- WHAT IS EXPECTED:
Repeat, word for word, the lines of the entries below, starting at the line that contains "Patent image size: (931, 655)." and ending at the line that contains "The lower covering", with both of those lines included.

++++ INFORMATION SHOWN ++++

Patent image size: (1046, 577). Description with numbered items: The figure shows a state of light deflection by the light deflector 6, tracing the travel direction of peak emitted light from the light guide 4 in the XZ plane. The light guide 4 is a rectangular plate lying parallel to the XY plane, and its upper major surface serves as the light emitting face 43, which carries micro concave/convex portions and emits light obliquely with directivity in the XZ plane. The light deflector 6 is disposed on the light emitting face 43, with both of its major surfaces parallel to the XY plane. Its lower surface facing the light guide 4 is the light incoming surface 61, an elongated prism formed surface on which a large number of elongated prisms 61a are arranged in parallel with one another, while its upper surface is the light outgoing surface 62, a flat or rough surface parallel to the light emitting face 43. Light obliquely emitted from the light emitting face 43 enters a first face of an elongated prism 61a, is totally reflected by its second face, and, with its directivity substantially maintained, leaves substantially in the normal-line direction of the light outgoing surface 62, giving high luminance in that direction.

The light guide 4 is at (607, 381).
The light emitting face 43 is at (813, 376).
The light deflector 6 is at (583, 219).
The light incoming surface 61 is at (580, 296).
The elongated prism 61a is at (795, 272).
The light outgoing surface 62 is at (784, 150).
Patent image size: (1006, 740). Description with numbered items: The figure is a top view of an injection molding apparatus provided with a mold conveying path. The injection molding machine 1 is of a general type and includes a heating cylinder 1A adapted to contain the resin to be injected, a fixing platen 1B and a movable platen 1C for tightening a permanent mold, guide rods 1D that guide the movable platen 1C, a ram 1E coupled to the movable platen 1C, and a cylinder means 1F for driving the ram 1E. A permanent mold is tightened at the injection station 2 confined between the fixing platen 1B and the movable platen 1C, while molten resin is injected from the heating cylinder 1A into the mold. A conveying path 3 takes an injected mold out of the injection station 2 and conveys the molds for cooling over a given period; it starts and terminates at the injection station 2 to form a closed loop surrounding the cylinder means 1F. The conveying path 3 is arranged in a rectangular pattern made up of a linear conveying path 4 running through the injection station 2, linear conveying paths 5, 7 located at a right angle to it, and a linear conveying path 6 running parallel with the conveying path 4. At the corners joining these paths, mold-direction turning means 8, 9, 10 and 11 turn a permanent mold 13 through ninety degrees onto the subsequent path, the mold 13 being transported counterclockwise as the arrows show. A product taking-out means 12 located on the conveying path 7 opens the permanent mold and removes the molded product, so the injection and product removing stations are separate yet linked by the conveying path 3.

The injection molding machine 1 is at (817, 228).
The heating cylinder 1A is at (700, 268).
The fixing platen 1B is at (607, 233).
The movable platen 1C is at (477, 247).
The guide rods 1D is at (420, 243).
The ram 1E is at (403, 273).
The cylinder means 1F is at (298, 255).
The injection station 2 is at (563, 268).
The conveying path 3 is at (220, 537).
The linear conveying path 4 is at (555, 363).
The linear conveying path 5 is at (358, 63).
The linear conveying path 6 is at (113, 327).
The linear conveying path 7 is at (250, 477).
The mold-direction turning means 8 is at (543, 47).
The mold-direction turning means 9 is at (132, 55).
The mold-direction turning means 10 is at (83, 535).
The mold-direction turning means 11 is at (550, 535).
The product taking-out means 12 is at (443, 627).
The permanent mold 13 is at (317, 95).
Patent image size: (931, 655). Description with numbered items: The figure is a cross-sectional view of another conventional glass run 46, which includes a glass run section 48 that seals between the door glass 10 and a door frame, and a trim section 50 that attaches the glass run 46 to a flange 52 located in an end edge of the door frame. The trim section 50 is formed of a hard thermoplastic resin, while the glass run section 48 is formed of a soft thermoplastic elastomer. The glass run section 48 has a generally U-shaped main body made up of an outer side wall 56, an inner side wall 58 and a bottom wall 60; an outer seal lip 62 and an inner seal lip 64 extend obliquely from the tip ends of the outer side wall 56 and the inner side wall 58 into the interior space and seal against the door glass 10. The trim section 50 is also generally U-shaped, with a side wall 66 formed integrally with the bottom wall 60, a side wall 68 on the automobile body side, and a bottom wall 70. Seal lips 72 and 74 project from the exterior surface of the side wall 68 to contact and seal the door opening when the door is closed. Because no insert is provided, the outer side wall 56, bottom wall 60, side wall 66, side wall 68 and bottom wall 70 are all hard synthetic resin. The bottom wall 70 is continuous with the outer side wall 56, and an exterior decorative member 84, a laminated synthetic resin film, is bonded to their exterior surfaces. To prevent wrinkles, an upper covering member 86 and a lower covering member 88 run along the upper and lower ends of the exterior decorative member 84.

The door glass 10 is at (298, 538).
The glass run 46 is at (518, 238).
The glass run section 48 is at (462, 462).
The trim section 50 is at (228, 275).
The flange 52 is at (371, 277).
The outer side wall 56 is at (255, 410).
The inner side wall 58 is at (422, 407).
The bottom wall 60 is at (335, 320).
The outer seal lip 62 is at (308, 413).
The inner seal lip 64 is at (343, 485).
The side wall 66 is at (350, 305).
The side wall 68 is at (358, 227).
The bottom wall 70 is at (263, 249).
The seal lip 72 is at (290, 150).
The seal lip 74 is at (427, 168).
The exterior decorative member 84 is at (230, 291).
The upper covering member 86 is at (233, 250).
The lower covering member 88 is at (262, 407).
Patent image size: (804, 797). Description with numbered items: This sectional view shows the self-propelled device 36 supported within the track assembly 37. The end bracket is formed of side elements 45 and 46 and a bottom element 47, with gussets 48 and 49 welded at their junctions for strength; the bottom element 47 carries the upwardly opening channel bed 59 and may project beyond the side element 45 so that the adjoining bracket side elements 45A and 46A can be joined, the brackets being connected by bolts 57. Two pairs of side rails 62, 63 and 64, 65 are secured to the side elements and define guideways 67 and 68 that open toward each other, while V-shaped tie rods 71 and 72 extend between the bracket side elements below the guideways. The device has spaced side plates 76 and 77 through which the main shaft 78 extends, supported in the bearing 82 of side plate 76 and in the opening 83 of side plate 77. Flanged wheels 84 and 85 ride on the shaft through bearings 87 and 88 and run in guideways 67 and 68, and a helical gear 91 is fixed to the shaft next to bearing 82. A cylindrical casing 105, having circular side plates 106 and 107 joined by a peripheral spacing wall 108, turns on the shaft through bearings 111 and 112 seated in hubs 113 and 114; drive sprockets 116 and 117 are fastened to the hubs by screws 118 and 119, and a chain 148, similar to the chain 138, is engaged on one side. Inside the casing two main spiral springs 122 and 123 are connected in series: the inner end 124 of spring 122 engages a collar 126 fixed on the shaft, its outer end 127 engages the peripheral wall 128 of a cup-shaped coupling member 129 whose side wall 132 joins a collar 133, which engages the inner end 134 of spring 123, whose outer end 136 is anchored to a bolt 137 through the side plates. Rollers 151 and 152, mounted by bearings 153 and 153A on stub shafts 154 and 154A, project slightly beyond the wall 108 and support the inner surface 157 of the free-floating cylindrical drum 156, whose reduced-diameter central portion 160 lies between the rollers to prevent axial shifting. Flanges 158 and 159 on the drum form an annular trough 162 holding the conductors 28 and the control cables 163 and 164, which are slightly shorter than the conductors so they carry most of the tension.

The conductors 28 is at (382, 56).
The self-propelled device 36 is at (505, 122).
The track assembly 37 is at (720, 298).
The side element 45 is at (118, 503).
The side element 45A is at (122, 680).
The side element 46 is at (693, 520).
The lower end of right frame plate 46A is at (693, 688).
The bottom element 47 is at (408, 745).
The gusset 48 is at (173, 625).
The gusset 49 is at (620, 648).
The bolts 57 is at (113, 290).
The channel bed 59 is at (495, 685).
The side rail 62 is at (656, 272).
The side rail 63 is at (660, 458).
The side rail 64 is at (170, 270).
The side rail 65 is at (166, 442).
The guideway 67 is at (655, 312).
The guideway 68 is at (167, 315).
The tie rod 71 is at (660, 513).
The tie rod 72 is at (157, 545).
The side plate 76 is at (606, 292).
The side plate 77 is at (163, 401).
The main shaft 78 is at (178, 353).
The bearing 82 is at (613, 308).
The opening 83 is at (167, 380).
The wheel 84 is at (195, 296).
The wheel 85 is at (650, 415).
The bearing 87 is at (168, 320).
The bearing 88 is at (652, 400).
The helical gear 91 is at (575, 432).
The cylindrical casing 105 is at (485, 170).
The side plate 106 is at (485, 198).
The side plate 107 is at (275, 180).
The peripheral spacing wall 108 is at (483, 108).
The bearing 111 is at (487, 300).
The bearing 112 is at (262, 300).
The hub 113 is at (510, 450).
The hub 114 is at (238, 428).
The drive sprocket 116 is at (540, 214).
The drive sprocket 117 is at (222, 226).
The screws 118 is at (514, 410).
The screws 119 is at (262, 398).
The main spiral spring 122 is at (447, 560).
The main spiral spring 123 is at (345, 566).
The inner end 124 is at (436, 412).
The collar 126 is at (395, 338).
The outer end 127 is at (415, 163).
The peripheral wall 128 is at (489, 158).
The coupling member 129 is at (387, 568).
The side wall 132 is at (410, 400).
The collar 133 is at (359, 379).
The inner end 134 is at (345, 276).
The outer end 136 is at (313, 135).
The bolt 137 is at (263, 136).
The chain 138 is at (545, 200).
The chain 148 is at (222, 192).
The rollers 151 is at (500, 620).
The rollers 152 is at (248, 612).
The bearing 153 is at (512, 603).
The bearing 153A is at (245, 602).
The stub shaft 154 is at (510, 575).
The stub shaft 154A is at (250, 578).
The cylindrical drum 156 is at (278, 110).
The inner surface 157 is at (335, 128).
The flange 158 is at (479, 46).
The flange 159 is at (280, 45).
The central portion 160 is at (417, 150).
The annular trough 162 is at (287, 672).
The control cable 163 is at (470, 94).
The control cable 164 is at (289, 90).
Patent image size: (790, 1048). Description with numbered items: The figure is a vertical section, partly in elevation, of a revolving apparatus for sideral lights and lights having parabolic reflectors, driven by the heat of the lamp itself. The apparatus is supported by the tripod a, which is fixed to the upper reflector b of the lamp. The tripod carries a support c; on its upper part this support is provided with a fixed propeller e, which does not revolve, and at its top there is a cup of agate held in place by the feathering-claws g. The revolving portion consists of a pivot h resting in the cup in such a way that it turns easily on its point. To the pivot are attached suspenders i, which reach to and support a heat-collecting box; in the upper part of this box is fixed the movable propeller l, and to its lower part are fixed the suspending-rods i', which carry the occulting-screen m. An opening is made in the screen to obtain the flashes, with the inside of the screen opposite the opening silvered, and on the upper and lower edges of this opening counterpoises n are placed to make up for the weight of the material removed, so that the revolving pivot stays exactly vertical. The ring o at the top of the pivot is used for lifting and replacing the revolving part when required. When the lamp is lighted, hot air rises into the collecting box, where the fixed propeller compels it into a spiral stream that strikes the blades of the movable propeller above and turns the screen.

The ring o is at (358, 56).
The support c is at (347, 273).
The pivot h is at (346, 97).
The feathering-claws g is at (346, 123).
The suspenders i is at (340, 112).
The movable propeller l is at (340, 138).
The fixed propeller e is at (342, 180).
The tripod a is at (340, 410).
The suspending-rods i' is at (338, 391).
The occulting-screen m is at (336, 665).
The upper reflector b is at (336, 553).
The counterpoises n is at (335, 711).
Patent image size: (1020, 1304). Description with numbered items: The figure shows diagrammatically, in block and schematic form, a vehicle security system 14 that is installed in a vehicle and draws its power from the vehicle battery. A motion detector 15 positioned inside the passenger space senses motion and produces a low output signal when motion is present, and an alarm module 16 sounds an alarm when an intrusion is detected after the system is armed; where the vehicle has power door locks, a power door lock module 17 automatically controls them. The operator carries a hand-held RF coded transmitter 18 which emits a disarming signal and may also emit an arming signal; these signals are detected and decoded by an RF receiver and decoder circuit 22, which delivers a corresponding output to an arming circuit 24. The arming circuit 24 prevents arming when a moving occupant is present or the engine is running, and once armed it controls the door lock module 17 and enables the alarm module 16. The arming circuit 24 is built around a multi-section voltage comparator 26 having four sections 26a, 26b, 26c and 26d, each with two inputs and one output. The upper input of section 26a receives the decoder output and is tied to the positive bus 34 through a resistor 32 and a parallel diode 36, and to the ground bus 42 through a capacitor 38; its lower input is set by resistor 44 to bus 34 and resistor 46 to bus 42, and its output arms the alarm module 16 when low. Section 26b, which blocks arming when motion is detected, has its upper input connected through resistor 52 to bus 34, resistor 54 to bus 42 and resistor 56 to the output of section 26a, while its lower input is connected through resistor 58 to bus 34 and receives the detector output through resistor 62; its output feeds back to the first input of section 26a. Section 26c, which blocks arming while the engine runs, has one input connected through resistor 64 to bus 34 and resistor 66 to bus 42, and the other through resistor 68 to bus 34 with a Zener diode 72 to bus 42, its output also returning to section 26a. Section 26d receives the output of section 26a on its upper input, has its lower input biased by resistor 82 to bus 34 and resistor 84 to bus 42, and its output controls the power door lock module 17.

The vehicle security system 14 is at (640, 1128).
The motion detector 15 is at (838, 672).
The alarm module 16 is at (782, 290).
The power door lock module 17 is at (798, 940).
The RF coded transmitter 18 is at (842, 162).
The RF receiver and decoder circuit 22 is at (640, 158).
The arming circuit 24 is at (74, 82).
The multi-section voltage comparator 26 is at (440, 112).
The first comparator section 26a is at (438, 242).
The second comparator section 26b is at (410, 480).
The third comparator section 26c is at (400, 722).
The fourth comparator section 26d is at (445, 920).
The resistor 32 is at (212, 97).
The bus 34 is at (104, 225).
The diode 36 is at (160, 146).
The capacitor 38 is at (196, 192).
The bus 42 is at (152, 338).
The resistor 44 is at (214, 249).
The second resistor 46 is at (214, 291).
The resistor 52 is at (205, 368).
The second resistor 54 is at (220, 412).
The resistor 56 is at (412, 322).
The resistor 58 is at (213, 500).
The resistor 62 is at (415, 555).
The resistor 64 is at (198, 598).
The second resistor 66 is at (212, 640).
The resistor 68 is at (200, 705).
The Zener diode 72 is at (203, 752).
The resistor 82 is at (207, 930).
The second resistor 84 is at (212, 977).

++++

- WRITTEN SOLUTION:
Patent image size: (931, 655). Description with numbered items: The figure is a cross-sectional view of another conventional glass run 46, which includes a glass run section 48 that seals between the door glass 10 and a door frame, and a trim section 50 that attaches the glass run 46 to a flange 52 located in an end edge of the door frame. The trim section 50 is formed of a hard thermoplastic resin, while the glass run section 48 is formed of a soft thermoplastic elastomer. The glass run section 48 has a generally U-shaped main body made up of an outer side wall 56, an inner side wall 58 and a bottom wall 60; an outer seal lip 62 and an inner seal lip 64 extend obliquely from the tip ends of the outer side wall 56 and the inner side wall 58 into the interior space and seal against the door glass 10. The trim section 50 is also generally U-shaped, with a side wall 66 formed integrally with the bottom wall 60, a side wall 68 on the automobile body side, and a bottom wall 70. Seal lips 72 and 74 project from the exterior surface of the side wall 68 to contact and seal the door opening when the door is closed. Because no insert is provided, the outer side wall 56, bottom wall 60, side wall 66, side wall 68 and bottom wall 70 are all hard synthetic resin. The bottom wall 70 is continuous with the outer side wall 56, and an exterior decorative member 84, a laminated synthetic resin film, is bonded to their exterior surfaces. To prevent wrinkles, an upper covering member 86 and a lower covering member 88 run along the upper and lower ends of the exterior decorative member 84.

The door glass 10 is at (298, 538).
The glass run 46 is at (518, 238).
The glass run section 48 is at (462, 462).
The trim section 50 is at (228, 275).
The flange 52 is at (371, 277).
The outer side wall 56 is at (255, 410).
The inner side wall 58 is at (422, 407).
The bottom wall 60 is at (335, 320).
The outer seal lip 62 is at (308, 413).
The inner seal lip 64 is at (343, 485).
The side wall 66 is at (350, 305).
The side wall 68 is at (358, 227).
The bottom wall 70 is at (263, 249).
The seal lip 72 is at (290, 150).
The seal lip 74 is at (427, 168).
The exterior decorative member 84 is at (230, 291).
The upper covering member 86 is at (233, 250).
The lower covering member 88 is at (262, 407).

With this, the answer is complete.